(What the task asks) Give the entries again, word for word.

*****

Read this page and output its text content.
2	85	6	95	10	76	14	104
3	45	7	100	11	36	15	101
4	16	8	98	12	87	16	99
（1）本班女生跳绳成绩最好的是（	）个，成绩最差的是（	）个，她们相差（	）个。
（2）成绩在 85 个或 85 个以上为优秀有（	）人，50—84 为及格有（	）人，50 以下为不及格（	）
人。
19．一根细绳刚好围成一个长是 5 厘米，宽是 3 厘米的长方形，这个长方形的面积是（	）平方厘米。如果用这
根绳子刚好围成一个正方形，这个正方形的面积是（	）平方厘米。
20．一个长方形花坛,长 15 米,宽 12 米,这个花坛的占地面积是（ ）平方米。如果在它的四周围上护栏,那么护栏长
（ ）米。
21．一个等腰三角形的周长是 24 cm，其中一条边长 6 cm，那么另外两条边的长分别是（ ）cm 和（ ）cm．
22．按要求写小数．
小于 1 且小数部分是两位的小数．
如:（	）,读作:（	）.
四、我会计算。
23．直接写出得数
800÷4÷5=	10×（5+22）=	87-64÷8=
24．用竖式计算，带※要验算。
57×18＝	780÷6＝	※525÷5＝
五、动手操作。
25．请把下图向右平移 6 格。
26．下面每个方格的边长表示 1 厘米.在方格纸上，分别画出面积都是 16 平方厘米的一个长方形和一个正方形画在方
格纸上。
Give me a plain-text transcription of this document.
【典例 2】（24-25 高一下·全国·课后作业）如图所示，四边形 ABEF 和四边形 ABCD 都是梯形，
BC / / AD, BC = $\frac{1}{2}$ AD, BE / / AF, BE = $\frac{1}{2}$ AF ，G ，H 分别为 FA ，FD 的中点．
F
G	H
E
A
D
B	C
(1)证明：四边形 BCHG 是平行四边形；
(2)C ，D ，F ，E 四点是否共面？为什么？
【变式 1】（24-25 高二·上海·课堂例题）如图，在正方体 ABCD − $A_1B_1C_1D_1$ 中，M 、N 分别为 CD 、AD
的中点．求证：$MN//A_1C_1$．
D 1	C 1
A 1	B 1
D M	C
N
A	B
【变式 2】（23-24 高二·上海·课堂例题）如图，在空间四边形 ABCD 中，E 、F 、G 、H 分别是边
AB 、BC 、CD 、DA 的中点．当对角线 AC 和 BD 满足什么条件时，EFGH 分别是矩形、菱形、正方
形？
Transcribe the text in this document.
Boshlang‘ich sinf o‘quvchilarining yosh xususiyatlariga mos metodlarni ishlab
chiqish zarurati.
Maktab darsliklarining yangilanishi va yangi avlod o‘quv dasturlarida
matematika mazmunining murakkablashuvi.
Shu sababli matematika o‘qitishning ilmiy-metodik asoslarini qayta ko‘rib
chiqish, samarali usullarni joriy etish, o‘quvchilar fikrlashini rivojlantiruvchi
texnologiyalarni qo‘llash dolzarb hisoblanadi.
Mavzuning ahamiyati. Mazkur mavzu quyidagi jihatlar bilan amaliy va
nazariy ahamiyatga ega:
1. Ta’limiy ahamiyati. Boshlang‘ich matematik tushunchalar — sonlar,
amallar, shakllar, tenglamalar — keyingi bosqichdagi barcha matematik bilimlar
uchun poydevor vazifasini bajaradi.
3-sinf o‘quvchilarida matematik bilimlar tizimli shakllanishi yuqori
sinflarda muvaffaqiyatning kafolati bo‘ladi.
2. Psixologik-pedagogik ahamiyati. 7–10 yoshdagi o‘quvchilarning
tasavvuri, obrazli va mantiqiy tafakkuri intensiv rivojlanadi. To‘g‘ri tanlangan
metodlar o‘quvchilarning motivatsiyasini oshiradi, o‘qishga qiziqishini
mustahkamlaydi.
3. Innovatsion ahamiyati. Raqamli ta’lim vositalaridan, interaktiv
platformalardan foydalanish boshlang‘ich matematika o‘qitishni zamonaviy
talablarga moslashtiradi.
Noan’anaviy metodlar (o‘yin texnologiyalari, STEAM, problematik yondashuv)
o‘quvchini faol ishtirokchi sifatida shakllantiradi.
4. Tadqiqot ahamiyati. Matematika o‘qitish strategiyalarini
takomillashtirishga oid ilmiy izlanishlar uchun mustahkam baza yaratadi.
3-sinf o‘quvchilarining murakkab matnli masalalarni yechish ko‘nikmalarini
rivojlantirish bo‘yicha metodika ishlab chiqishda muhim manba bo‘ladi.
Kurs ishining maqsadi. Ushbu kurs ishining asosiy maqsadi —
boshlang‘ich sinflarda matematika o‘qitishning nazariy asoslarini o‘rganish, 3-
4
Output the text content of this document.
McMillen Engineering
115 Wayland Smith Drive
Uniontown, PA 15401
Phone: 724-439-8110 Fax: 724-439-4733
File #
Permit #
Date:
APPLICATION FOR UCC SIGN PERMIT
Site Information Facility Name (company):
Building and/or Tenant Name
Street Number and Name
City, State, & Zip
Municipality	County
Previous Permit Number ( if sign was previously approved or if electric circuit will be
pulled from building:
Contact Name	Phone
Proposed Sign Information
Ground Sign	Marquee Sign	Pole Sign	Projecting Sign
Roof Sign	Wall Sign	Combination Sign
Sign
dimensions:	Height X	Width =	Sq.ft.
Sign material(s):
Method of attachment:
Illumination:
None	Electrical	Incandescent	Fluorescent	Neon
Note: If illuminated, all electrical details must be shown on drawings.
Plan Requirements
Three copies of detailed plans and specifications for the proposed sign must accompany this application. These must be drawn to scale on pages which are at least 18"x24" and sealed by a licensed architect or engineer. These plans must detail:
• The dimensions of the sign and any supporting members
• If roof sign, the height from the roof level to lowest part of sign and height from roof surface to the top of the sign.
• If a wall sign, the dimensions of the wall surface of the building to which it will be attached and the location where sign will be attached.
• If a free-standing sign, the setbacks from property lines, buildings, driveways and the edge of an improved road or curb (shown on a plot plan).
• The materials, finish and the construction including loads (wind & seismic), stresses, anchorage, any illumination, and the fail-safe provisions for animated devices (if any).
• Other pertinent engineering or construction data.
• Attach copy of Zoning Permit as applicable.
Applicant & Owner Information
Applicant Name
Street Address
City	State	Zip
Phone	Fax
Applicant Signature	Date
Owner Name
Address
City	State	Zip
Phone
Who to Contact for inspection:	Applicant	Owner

*****

(Result of the exercise)
Read this page and output its text content.
2	85	6	95	10	76	14	104
3	45	7	100	11	36	15	101
4	16	8	98	12	87	16	99
（1）本班女生跳绳成绩最好的是（	）个，成绩最差的是（	）个，她们相差（	）个。
（2）成绩在 85 个或 85 个以上为优秀有（	）人，50—84 为及格有（	）人，50 以下为不及格（	）
人。
19．一根细绳刚好围成一个长是 5 厘米，宽是 3 厘米的长方形，这个长方形的面积是（	）平方厘米。如果用这
根绳子刚好围成一个正方形，这个正方形的面积是（	）平方厘米。
20．一个长方形花坛,长 15 米,宽 12 米,这个花坛的占地面积是（ ）平方米。如果在它的四周围上护栏,那么护栏长
（ ）米。
21．一个等腰三角形的周长是 24 cm，其中一条边长 6 cm，那么另外两条边的长分别是（ ）cm 和（ ）cm．
22．按要求写小数．
小于 1 且小数部分是两位的小数．
如:（	）,读作:（	）.
四、我会计算。
23．直接写出得数
800÷4÷5=	10×（5+22）=	87-64÷8=
24．用竖式计算，带※要验算。
57×18＝	780÷6＝	※525÷5＝
五、动手操作。
25．请把下图向右平移 6 格。
26．下面每个方格的边长表示 1 厘米.在方格纸上，分别画出面积都是 16 平方厘米的一个长方形和一个正方形画在方
格纸上。
Give me a plain-text transcription of this document.
【典例 2】（24-25 高一下·全国·课后作业）如图所示，四边形 ABEF 和四边形 ABCD 都是梯形，
BC / / AD, BC = $\frac{1}{2}$ AD, BE / / AF, BE = $\frac{1}{2}$ AF ，G ，H 分别为 FA ，FD 的中点．
F
G	H
E
A
D
B	C
(1)证明：四边形 BCHG 是平行四边形；
(2)C ，D ，F ，E 四点是否共面？为什么？
【变式 1】（24-25 高二·上海·课堂例题）如图，在正方体 ABCD − $A_1B_1C_1D_1$ 中，M 、N 分别为 CD 、AD
的中点．求证：$MN//A_1C_1$．
D 1	C 1
A 1	B 1
D M	C
N
A	B
【变式 2】（23-24 高二·上海·课堂例题）如图，在空间四边形 ABCD 中，E 、F 、G 、H 分别是边
AB 、BC 、CD 、DA 的中点．当对角线 AC 和 BD 满足什么条件时，EFGH 分别是矩形、菱形、正方
形？
Transcribe the text in this document.
Boshlang‘ich sinf o‘quvchilarining yosh xususiyatlariga mos metodlarni ishlab
chiqish zarurati.
Maktab darsliklarining yangilanishi va yangi avlod o‘quv dasturlarida
matematika mazmunining murakkablashuvi.
Shu sababli matematika o‘qitishning ilmiy-metodik asoslarini qayta ko‘rib
chiqish, samarali usullarni joriy etish, o‘quvchilar fikrlashini rivojlantiruvchi
texnologiyalarni qo‘llash dolzarb hisoblanadi.
Mavzuning ahamiyati. Mazkur mavzu quyidagi jihatlar bilan amaliy va
nazariy ahamiyatga ega:
1. Ta’limiy ahamiyati. Boshlang‘ich matematik tushunchalar — sonlar,
amallar, shakllar, tenglamalar — keyingi bosqichdagi barcha matematik bilimlar
uchun poydevor vazifasini bajaradi.
3-sinf o‘quvchilarida matematik bilimlar tizimli shakllanishi yuqori
sinflarda muvaffaqiyatning kafolati bo‘ladi.
2. Psixologik-pedagogik ahamiyati. 7–10 yoshdagi o‘quvchilarning
tasavvuri, obrazli va mantiqiy tafakkuri intensiv rivojlanadi. To‘g‘ri tanlangan
metodlar o‘quvchilarning motivatsiyasini oshiradi, o‘qishga qiziqishini
mustahkamlaydi.
3. Innovatsion ahamiyati. Raqamli ta’lim vositalaridan, interaktiv
platformalardan foydalanish boshlang‘ich matematika o‘qitishni zamonaviy
talablarga moslashtiradi.
Noan’anaviy metodlar (o‘yin texnologiyalari, STEAM, problematik yondashuv)
o‘quvchini faol ishtirokchi sifatida shakllantiradi.
4. Tadqiqot ahamiyati. Matematika o‘qitish strategiyalarini
takomillashtirishga oid ilmiy izlanishlar uchun mustahkam baza yaratadi.
3-sinf o‘quvchilarining murakkab matnli masalalarni yechish ko‘nikmalarini
rivojlantirish bo‘yicha metodika ishlab chiqishda muhim manba bo‘ladi.
Kurs ishining maqsadi. Ushbu kurs ishining asosiy maqsadi —
boshlang‘ich sinflarda matematika o‘qitishning nazariy asoslarini o‘rganish, 3-
4
Output the text content of this document.
McMillen Engineering
115 Wayland Smith Drive
Uniontown, PA 15401
Phone: 724-439-8110 Fax: 724-439-4733
File #
Permit #
Date:
APPLICATION FOR UCC SIGN PERMIT
Site Information Facility Name (company):
Building and/or Tenant Name
Street Number and Name
City, State, & Zip
Municipality	County
Previous Permit Number ( if sign was previously approved or if electric circuit will be
pulled from building:
Contact Name	Phone
Proposed Sign Information
Ground Sign	Marquee Sign	Pole Sign	Projecting Sign
Roof Sign	Wall Sign	Combination Sign
Sign
dimensions:	Height X	Width =	Sq.ft.
Sign material(s):
Method of attachment:
Illumination:
None	Electrical	Incandescent	Fluorescent	Neon
Note: If illuminated, all electrical details must be shown on drawings.
Plan Requirements
Three copies of detailed plans and specifications for the proposed sign must accompany this application. These must be drawn to scale on pages which are at least 18"x24" and sealed by a licensed architect or engineer. These plans must detail:
• The dimensions of the sign and any supporting members
• If roof sign, the height from the roof level to lowest part of sign and height from roof surface to the top of the sign.
• If a wall sign, the dimensions of the wall surface of the building to which it will be attached and the location where sign will be attached.
• If a free-standing sign, the setbacks from property lines, buildings, driveways and the edge of an improved road or curb (shown on a plot plan).
• The materials, finish and the construction including loads (wind & seismic), stresses, anchorage, any illumination, and the fail-safe provisions for animated devices (if any).
• Other pertinent engineering or construction data.
• Attach copy of Zoning Permit as applicable.
Applicant & Owner Information
Applicant Name
Street Address
City	State	Zip
Phone	Fax
Applicant Signature	Date
Owner Name
Address
City	State	Zip
Phone
Who to Contact for inspection:	Applicant	Owner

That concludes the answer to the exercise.